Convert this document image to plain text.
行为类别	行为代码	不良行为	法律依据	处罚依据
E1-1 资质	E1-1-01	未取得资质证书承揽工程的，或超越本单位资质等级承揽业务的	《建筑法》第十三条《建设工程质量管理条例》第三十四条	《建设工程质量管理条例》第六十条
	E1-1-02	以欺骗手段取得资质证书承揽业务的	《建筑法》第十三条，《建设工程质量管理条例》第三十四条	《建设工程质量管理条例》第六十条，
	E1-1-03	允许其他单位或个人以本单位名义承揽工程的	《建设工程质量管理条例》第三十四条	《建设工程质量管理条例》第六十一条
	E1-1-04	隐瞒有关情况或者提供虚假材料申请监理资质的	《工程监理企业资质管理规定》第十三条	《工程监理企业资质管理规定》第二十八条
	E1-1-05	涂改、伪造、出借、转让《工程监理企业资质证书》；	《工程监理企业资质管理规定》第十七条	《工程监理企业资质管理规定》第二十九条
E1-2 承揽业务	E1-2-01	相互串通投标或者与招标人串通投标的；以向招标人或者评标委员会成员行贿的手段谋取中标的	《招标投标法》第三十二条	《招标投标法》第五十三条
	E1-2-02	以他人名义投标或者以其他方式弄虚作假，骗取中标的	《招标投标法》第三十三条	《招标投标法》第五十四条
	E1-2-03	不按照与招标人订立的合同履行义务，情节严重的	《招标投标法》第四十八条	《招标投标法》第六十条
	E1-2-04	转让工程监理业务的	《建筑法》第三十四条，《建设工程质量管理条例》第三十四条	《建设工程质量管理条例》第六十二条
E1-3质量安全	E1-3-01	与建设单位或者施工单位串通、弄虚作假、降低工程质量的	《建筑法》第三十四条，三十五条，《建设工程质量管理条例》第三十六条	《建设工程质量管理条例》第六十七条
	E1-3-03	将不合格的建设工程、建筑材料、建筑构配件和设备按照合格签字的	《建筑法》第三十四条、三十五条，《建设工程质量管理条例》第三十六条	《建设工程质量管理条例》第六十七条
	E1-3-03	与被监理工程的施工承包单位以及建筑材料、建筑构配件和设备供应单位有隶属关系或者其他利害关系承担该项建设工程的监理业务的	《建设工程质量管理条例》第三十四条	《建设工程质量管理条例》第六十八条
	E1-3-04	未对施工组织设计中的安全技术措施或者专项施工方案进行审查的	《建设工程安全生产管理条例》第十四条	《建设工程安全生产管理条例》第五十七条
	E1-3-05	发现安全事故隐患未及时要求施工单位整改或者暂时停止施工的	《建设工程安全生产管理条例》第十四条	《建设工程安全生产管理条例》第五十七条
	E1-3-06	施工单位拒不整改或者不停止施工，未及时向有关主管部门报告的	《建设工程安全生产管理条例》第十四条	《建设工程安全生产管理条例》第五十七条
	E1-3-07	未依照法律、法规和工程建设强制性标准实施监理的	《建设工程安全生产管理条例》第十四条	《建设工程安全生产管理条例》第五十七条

◆ **Task brief**
Copy every line in the entries above that has the string "招标投标法" in it.

◆ **Full response**
E1-2 承揽业务	E1-2-01	相互串通投标或者与招标人串通投标的；以向招标人或者评标委员会成员行贿的手段谋取中标的	《招标投标法》第三十二条	《招标投标法》第五十三条
	E1-2-02	以他人名义投标或者以其他方式弄虚作假，骗取中标的	《招标投标法》第三十三条	《招标投标法》第五十四条
	E1-2-03	不按照与招标人订立的合同履行义务，情节严重的	《招标投标法》第四十八条	《招标投标法》第六十条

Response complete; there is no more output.